§ WORK TO BE COMPLETED:
Write out the data again in full, exactly as it reads.

§ DATA FOR THIS EXERCISE:

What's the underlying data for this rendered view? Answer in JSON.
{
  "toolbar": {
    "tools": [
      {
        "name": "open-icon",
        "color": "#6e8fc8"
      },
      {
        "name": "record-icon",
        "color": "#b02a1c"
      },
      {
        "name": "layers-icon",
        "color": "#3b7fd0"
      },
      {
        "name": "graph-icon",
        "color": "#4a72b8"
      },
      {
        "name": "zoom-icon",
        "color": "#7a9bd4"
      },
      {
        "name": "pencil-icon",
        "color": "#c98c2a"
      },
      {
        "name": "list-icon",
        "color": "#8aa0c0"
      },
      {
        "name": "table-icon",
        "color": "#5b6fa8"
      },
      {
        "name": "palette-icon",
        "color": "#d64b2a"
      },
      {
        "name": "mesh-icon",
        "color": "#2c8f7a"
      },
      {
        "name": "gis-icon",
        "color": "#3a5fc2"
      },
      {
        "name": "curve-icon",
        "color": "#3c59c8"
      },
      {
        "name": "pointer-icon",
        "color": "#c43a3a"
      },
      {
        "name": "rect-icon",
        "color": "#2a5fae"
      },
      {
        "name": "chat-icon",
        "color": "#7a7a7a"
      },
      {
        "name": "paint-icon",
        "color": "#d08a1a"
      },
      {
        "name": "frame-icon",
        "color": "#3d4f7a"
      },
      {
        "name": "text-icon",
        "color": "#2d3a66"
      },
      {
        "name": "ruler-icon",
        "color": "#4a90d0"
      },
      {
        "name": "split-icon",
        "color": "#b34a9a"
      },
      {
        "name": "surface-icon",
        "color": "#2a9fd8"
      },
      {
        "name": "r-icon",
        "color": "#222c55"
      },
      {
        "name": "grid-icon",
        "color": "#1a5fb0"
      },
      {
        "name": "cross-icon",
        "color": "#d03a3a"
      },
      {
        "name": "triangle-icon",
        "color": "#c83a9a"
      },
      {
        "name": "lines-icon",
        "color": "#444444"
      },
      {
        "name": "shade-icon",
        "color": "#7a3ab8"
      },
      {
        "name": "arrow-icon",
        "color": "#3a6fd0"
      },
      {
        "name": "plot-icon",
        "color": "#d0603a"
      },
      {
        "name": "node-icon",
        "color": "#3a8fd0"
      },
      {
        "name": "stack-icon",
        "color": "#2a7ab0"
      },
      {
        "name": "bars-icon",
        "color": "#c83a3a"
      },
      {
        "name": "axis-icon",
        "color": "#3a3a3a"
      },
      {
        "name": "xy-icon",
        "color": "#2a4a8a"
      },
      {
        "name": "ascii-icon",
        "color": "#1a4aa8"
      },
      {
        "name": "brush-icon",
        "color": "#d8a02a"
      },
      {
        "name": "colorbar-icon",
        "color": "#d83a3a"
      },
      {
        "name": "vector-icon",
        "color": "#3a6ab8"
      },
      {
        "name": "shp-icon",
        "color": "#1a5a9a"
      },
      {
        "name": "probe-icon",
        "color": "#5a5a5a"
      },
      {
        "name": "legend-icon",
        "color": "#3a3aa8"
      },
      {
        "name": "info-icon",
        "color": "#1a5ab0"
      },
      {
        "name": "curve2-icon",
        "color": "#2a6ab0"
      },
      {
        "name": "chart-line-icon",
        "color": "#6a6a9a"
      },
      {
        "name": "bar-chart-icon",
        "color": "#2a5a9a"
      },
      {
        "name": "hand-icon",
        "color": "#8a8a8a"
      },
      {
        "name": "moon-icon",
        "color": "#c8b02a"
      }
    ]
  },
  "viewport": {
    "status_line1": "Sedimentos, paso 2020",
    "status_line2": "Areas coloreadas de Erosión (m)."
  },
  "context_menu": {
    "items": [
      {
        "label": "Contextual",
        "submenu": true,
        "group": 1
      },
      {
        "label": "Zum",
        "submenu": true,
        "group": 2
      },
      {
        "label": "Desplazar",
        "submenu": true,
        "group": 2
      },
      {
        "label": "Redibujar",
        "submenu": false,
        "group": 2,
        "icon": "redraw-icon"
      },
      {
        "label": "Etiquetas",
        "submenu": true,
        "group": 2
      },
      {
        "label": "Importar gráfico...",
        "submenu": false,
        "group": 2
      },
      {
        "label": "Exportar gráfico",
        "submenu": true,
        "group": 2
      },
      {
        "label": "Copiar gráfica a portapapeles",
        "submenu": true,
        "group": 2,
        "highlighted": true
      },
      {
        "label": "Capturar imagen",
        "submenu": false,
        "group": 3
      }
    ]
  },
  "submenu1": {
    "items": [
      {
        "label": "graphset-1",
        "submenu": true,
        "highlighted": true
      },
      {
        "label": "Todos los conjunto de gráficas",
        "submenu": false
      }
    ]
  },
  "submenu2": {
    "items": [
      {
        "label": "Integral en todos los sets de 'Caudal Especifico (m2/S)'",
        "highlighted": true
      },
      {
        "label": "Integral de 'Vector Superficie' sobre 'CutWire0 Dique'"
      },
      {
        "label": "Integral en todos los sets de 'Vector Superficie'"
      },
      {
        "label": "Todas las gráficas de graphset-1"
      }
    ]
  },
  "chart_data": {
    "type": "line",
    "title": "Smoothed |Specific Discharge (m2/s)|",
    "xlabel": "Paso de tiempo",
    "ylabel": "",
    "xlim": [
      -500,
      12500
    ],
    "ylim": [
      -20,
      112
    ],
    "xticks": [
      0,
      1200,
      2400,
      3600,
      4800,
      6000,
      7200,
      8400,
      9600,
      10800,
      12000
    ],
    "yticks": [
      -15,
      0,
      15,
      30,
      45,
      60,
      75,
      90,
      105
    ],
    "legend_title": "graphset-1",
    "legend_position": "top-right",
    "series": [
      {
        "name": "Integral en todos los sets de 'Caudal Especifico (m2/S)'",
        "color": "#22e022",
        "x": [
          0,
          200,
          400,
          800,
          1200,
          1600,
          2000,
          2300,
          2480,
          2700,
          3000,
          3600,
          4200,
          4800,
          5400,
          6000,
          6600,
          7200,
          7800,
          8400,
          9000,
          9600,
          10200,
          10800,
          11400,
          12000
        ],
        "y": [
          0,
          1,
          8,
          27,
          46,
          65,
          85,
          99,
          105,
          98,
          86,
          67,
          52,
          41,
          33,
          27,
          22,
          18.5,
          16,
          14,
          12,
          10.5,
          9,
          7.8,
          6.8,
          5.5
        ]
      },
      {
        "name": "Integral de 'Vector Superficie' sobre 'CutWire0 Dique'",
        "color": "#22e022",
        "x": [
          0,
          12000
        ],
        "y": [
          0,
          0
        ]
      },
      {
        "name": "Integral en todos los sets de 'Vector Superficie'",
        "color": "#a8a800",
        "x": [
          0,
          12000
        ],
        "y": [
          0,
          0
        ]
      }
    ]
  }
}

§ THE REPLY:
What's the underlying data for this rendered view? Answer in JSON.
{
  "toolbar": {
    "tools": [
      {
        "name": "open-icon",
        "color": "#6e8fc8"
      },
      {
        "name": "record-icon",
        "color": "#b02a1c"
      },
      {
        "name": "layers-icon",
        "color": "#3b7fd0"
      },
      {
        "name": "graph-icon",
        "color": "#4a72b8"
      },
      {
        "name": "zoom-icon",
        "color": "#7a9bd4"
      },
      {
        "name": "pencil-icon",
        "color": "#c98c2a"
      },
      {
        "name": "list-icon",
        "color": "#8aa0c0"
      },
      {
        "name": "table-icon",
        "color": "#5b6fa8"
      },
      {
        "name": "palette-icon",
        "color": "#d64b2a"
      },
      {
        "name": "mesh-icon",
        "color": "#2c8f7a"
      },
      {
        "name": "gis-icon",
        "color": "#3a5fc2"
      },
      {
        "name": "curve-icon",
        "color": "#3c59c8"
      },
      {
        "name": "pointer-icon",
        "color": "#c43a3a"
      },
      {
        "name": "rect-icon",
        "color": "#2a5fae"
      },
      {
        "name": "chat-icon",
        "color": "#7a7a7a"
      },
      {
        "name": "paint-icon",
        "color": "#d08a1a"
      },
      {
        "name": "frame-icon",
        "color": "#3d4f7a"
      },
      {
        "name": "text-icon",
        "color": "#2d3a66"
      },
      {
        "name": "ruler-icon",
        "color": "#4a90d0"
      },
      {
        "name": "split-icon",
        "color": "#b34a9a"
      },
      {
        "name": "surface-icon",
        "color": "#2a9fd8"
      },
      {
        "name": "r-icon",
        "color": "#222c55"
      },
      {
        "name": "grid-icon",
        "color": "#1a5fb0"
      },
      {
        "name": "cross-icon",
        "color": "#d03a3a"
      },
      {
        "name": "triangle-icon",
        "color": "#c83a9a"
      },
      {
        "name": "lines-icon",
        "color": "#444444"
      },
      {
        "name": "shade-icon",
        "color": "#7a3ab8"
      },
      {
        "name": "arrow-icon",
        "color": "#3a6fd0"
      },
      {
        "name": "plot-icon",
        "color": "#d0603a"
      },
      {
        "name": "node-icon",
        "color": "#3a8fd0"
      },
      {
        "name": "stack-icon",
        "color": "#2a7ab0"
      },
      {
        "name": "bars-icon",
        "color": "#c83a3a"
      },
      {
        "name": "axis-icon",
        "color": "#3a3a3a"
      },
      {
        "name": "xy-icon",
        "color": "#2a4a8a"
      },
      {
        "name": "ascii-icon",
        "color": "#1a4aa8"
      },
      {
        "name": "brush-icon",
        "color": "#d8a02a"
      },
      {
        "name": "colorbar-icon",
        "color": "#d83a3a"
      },
      {
        "name": "vector-icon",
        "color": "#3a6ab8"
      },
      {
        "name": "shp-icon",
        "color": "#1a5a9a"
      },
      {
        "name": "probe-icon",
        "color": "#5a5a5a"
      },
      {
        "name": "legend-icon",
        "color": "#3a3aa8"
      },
      {
        "name": "info-icon",
        "color": "#1a5ab0"
      },
      {
        "name": "curve2-icon",
        "color": "#2a6ab0"
      },
      {
        "name": "chart-line-icon",
        "color": "#6a6a9a"
      },
      {
        "name": "bar-chart-icon",
        "color": "#2a5a9a"
      },
      {
        "name": "hand-icon",
        "color": "#8a8a8a"
      },
      {
        "name": "moon-icon",
        "color": "#c8b02a"
      }
    ]
  },
  "viewport": {
    "status_line1": "Sedimentos, paso 2020",
    "status_line2": "Areas coloreadas de Erosión (m)."
  },
  "context_menu": {
    "items": [
      {
        "label": "Contextual",
        "submenu": true,
        "group": 1
      },
      {
        "label": "Zum",
        "submenu": true,
        "group": 2
      },
      {
        "label": "Desplazar",
        "submenu": true,
        "group": 2
      },
      {
        "label": "Redibujar",
        "submenu": false,
        "group": 2,
        "icon": "redraw-icon"
      },
      {
        "label": "Etiquetas",
        "submenu": true,
        "group": 2
      },
      {
        "label": "Importar gráfico...",
        "submenu": false,
        "group": 2
      },
      {
        "label": "Exportar gráfico",
        "submenu": true,
        "group": 2
      },
      {
        "label": "Copiar gráfica a portapapeles",
        "submenu": true,
        "group": 2,
        "highlighted": true
      },
      {
        "label": "Capturar imagen",
        "submenu": false,
        "group": 3
      }
    ]
  },
  "submenu1": {
    "items": [
      {
        "label": "graphset-1",
        "submenu": true,
        "highlighted": true
      },
      {
        "label": "Todos los conjunto de gráficas",
        "submenu": false
      }
    ]
  },
  "submenu2": {
    "items": [
      {
        "label": "Integral en todos los sets de 'Caudal Especifico (m2/S)'",
        "highlighted": true
      },
      {
        "label": "Integral de 'Vector Superficie' sobre 'CutWire0 Dique'"
      },
      {
        "label": "Integral en todos los sets de 'Vector Superficie'"
      },
      {
        "label": "Todas las gráficas de graphset-1"
      }
    ]
  },
  "chart_data": {
    "type": "line",
    "title": "Smoothed |Specific Discharge (m2/s)|",
    "xlabel": "Paso de tiempo",
    "ylabel": "",
    "xlim": [
      -500,
      12500
    ],
    "ylim": [
      -20,
      112
    ],
    "xticks": [
      0,
      1200,
      2400,
      3600,
      4800,
      6000,
      7200,
      8400,
      9600,
      10800,
      12000
    ],
    "yticks": [
      -15,
      0,
      15,
      30,
      45,
      60,
      75,
      90,
      105
    ],
    "legend_title": "graphset-1",
    "legend_position": "top-right",
    "series": [
      {
        "name": "Integral en todos los sets de 'Caudal Especifico (m2/S)'",
        "color": "#22e022",
        "x": [
          0,
          200,
          400,
          800,
          1200,
          1600,
          2000,
          2300,
          2480,
          2700,
          3000,
          3600,
          4200,
          4800,
          5400,
          6000,
          6600,
          7200,
          7800,
          8400,
          9000,
          9600,
          10200,
          10800,
          11400,
          12000
        ],
        "y": [
          0,
          1,
          8,
          27,
          46,
          65,
          85,
          99,
          105,
          98,
          86,
          67,
          52,
          41,
          33,
          27,
          22,
          18.5,
          16,
          14,
          12,
          10.5,
          9,
          7.8,
          6.8,
          5.5
        ]
      },
      {
        "name": "Integral de 'Vector Superficie' sobre 'CutWire0 Dique'",
        "color": "#22e022",
        "x": [
          0,
          12000
        ],
        "y": [
          0,
          0
        ]
      },
      {
        "name": "Integral en todos los sets de 'Vector Superficie'",
        "color": "#a8a800",
        "x": [
          0,
          12000
        ],
        "y": [
          0,
          0
        ]
      }
    ]
  }
}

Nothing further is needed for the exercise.